In the listing below, how many lines contain the word "Anfang"? Please respond with the number only.

START RECORDS FOR THIS TASK

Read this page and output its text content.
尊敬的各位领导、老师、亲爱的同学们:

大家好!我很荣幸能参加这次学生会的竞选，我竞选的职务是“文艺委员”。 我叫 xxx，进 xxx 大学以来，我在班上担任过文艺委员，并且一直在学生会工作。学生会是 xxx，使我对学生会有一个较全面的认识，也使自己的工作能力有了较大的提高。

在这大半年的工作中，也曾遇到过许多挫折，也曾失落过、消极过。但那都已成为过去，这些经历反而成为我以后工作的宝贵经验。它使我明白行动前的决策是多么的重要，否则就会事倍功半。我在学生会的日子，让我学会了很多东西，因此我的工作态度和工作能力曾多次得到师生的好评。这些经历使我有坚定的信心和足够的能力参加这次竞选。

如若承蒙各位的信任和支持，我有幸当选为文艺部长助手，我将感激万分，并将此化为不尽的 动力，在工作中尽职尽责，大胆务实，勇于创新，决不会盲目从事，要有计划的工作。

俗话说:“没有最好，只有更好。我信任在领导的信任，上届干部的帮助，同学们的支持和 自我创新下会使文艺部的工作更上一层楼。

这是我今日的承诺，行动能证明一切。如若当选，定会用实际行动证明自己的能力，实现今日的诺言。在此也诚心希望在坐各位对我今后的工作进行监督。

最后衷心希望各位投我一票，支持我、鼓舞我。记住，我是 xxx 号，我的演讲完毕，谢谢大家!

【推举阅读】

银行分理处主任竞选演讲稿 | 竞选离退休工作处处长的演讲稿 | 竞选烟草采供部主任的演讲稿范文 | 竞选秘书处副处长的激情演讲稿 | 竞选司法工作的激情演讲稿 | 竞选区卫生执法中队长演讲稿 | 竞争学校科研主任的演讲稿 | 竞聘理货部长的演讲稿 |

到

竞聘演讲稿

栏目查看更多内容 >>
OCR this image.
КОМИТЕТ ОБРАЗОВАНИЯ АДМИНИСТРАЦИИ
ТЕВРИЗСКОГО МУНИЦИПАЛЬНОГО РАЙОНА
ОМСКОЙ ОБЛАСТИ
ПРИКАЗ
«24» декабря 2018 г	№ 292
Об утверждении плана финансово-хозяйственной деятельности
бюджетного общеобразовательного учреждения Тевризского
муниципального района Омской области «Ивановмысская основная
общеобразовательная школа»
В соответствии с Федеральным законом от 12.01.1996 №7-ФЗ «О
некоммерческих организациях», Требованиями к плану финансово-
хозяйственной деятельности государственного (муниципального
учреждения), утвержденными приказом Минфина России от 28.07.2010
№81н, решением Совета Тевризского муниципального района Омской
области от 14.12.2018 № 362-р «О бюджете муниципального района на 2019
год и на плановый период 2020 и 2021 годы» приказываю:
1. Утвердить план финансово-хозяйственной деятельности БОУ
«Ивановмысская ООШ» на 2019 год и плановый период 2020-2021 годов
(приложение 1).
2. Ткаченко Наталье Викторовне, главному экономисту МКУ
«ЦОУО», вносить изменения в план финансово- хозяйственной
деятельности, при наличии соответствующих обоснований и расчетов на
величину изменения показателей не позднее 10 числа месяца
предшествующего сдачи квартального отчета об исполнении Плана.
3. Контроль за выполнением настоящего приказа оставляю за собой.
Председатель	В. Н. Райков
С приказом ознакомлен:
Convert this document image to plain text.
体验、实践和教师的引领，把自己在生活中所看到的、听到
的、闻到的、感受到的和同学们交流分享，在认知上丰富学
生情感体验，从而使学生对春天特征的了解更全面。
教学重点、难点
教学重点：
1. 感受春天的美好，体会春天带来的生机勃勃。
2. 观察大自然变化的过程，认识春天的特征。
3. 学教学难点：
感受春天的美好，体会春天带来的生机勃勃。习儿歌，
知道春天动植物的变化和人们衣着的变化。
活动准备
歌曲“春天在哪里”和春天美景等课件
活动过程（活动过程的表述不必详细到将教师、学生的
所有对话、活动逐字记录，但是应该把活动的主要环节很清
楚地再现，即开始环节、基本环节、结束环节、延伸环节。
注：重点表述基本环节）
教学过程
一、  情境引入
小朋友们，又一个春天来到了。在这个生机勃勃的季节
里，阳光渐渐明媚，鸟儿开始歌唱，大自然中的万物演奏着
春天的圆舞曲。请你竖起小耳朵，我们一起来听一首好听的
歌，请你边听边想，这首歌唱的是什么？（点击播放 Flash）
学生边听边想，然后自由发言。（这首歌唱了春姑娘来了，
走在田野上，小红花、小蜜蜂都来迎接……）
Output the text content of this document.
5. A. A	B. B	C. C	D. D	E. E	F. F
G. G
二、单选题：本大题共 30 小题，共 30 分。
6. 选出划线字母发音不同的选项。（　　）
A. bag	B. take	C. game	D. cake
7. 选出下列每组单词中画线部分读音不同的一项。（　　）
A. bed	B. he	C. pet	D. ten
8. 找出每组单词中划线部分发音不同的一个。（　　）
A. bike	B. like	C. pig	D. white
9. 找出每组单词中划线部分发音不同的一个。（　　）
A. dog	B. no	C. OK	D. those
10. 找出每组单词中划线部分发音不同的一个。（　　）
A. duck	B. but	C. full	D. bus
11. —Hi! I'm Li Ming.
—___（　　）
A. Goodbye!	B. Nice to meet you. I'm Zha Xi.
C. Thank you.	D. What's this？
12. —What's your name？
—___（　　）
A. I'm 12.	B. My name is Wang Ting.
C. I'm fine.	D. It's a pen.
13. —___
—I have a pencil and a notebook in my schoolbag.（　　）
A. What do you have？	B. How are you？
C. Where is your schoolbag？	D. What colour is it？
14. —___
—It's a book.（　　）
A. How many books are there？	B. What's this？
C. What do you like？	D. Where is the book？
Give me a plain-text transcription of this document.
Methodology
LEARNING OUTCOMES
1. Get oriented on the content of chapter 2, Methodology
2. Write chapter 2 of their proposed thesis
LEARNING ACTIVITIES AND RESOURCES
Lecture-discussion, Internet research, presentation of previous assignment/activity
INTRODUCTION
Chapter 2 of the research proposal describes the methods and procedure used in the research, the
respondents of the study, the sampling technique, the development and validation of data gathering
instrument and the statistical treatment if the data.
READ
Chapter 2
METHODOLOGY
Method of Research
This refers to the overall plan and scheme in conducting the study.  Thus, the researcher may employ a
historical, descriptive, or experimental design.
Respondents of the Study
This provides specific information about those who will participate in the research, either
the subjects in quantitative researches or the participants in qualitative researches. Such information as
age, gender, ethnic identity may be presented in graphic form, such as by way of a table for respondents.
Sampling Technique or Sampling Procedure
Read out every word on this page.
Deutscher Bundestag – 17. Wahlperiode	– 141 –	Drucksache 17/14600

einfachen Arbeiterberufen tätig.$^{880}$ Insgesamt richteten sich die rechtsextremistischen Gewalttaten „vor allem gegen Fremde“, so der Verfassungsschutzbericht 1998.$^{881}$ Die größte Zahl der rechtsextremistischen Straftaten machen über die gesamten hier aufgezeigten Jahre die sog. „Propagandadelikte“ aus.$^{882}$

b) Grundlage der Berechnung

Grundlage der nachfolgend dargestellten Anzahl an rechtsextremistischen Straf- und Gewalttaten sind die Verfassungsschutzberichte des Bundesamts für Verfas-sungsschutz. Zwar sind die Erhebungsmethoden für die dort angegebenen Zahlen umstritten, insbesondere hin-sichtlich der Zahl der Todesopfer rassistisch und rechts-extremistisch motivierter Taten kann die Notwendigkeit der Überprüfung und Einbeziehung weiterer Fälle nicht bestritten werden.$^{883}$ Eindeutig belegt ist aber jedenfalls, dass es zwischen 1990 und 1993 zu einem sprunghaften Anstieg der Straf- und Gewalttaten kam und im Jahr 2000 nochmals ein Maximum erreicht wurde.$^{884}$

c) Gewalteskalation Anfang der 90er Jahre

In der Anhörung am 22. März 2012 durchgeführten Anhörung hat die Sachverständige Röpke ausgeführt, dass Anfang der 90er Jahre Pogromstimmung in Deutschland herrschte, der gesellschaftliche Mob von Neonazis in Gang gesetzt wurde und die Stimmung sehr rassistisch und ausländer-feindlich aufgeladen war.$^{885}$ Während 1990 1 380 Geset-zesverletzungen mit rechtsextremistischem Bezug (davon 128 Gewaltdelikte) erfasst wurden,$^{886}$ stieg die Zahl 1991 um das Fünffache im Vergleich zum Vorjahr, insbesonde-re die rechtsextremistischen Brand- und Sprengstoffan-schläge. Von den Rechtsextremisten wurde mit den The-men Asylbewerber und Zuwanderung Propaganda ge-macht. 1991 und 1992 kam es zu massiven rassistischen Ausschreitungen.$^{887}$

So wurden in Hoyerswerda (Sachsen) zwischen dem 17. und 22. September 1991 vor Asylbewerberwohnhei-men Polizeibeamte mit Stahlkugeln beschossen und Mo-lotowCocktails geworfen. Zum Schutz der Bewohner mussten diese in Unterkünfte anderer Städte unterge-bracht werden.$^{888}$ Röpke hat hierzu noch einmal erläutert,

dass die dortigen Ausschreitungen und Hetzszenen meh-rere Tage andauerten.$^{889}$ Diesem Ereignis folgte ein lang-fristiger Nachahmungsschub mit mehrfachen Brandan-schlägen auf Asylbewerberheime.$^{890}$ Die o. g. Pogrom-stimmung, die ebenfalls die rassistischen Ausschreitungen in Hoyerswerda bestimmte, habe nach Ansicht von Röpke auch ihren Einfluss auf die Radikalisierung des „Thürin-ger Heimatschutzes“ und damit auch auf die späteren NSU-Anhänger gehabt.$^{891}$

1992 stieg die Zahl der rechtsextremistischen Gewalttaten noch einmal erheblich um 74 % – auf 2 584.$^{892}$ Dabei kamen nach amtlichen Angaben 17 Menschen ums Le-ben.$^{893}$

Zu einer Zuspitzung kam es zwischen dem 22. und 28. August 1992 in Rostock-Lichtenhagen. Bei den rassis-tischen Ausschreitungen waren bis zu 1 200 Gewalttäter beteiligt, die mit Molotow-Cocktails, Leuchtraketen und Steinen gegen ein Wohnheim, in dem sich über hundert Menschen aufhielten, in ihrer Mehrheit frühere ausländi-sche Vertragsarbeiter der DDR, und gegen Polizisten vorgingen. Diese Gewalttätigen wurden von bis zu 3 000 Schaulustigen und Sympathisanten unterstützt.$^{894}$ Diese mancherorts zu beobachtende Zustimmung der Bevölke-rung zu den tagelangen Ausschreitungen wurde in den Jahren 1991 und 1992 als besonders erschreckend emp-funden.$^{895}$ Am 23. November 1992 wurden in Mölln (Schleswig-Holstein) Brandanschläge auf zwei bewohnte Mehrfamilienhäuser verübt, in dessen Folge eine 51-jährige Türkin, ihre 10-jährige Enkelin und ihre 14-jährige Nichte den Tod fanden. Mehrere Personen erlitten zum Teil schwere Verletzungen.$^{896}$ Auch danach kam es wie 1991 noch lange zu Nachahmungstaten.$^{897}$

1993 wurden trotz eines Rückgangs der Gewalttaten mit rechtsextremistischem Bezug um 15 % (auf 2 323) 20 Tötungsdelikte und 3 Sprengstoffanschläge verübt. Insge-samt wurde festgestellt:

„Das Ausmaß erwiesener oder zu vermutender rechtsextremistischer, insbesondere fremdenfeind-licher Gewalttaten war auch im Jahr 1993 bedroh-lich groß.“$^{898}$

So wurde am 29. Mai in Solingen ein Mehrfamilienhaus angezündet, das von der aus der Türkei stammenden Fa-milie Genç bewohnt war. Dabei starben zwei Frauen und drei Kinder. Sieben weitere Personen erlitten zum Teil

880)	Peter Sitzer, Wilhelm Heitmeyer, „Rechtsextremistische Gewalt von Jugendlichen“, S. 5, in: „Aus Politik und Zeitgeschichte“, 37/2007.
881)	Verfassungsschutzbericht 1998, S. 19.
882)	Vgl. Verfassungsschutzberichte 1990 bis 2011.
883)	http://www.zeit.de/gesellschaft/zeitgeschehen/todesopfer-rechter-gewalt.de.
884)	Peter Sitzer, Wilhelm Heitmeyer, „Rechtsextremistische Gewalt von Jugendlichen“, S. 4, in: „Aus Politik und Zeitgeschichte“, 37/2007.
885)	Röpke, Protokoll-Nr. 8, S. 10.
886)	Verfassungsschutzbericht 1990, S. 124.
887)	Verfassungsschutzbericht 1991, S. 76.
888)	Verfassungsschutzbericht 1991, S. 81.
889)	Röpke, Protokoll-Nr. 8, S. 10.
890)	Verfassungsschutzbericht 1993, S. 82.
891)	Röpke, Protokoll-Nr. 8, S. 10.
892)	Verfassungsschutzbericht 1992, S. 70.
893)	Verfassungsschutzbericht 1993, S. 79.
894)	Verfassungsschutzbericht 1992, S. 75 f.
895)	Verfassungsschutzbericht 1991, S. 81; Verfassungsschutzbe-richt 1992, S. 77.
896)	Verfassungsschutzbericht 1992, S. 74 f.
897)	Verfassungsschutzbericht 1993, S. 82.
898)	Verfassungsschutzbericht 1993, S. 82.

END RECORDS FOR THIS TASK

◆ CORRECT RESULT:
2